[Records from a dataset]
****************

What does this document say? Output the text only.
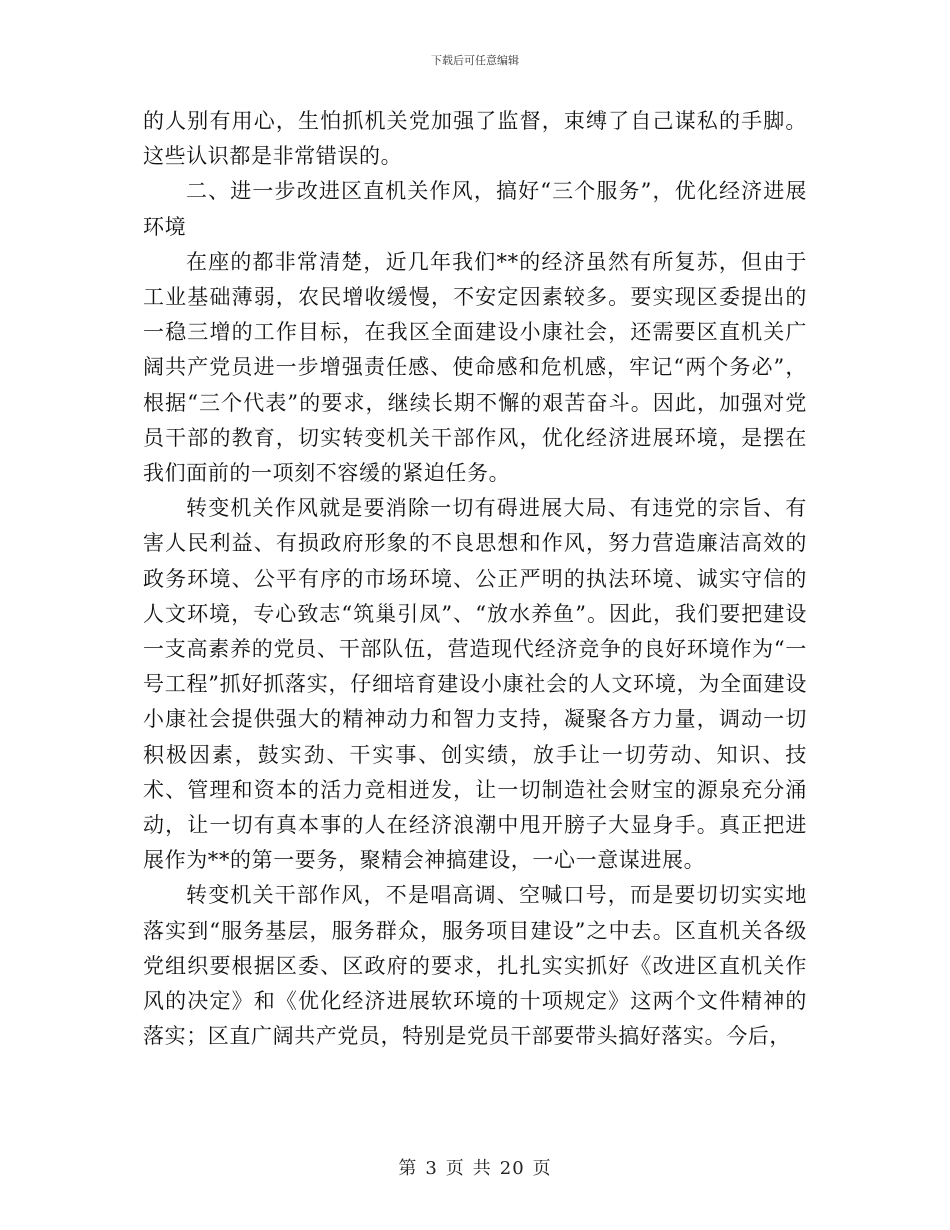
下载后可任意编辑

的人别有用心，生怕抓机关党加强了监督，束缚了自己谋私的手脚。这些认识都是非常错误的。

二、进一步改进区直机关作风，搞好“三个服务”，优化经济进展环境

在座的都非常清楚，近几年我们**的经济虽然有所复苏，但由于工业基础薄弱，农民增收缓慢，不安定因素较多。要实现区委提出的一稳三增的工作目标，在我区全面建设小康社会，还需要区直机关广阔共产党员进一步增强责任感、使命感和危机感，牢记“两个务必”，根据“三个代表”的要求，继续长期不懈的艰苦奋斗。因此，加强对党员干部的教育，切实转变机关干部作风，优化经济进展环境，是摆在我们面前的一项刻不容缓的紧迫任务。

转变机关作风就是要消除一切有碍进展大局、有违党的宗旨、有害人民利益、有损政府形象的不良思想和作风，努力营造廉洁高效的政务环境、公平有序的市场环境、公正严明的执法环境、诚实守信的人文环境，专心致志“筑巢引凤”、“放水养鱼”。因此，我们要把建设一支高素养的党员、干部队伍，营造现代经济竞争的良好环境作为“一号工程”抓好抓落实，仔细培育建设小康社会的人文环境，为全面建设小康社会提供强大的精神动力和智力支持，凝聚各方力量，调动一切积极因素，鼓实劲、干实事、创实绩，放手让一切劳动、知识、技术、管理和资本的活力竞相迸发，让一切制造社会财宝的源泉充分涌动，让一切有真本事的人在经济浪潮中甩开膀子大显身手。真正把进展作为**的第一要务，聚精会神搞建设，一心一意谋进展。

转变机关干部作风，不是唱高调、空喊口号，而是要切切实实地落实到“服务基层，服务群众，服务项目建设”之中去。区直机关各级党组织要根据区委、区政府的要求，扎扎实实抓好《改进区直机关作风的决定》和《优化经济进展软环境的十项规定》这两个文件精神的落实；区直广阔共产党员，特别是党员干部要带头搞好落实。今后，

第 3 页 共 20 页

****************

Task details -
Omit the pictures, then output the rest of the listing exactly.

Written solution -
What does this document say? Output the text only.
下载后可任意编辑

的人别有用心，生怕抓机关党加强了监督，束缚了自己谋私的手脚。这些认识都是非常错误的。

二、进一步改进区直机关作风，搞好“三个服务”，优化经济进展环境

在座的都非常清楚，近几年我们**的经济虽然有所复苏，但由于工业基础薄弱，农民增收缓慢，不安定因素较多。要实现区委提出的一稳三增的工作目标，在我区全面建设小康社会，还需要区直机关广阔共产党员进一步增强责任感、使命感和危机感，牢记“两个务必”，根据“三个代表”的要求，继续长期不懈的艰苦奋斗。因此，加强对党员干部的教育，切实转变机关干部作风，优化经济进展环境，是摆在我们面前的一项刻不容缓的紧迫任务。

转变机关作风就是要消除一切有碍进展大局、有违党的宗旨、有害人民利益、有损政府形象的不良思想和作风，努力营造廉洁高效的政务环境、公平有序的市场环境、公正严明的执法环境、诚实守信的人文环境，专心致志“筑巢引凤”、“放水养鱼”。因此，我们要把建设一支高素养的党员、干部队伍，营造现代经济竞争的良好环境作为“一号工程”抓好抓落实，仔细培育建设小康社会的人文环境，为全面建设小康社会提供强大的精神动力和智力支持，凝聚各方力量，调动一切积极因素，鼓实劲、干实事、创实绩，放手让一切劳动、知识、技术、管理和资本的活力竞相迸发，让一切制造社会财宝的源泉充分涌动，让一切有真本事的人在经济浪潮中甩开膀子大显身手。真正把进展作为**的第一要务，聚精会神搞建设，一心一意谋进展。

转变机关干部作风，不是唱高调、空喊口号，而是要切切实实地落实到“服务基层，服务群众，服务项目建设”之中去。区直机关各级党组织要根据区委、区政府的要求，扎扎实实抓好《改进区直机关作风的决定》和《优化经济进展软环境的十项规定》这两个文件精神的落实；区直广阔共产党员，特别是党员干部要带头搞好落实。今后，

第 3 页 共 20 页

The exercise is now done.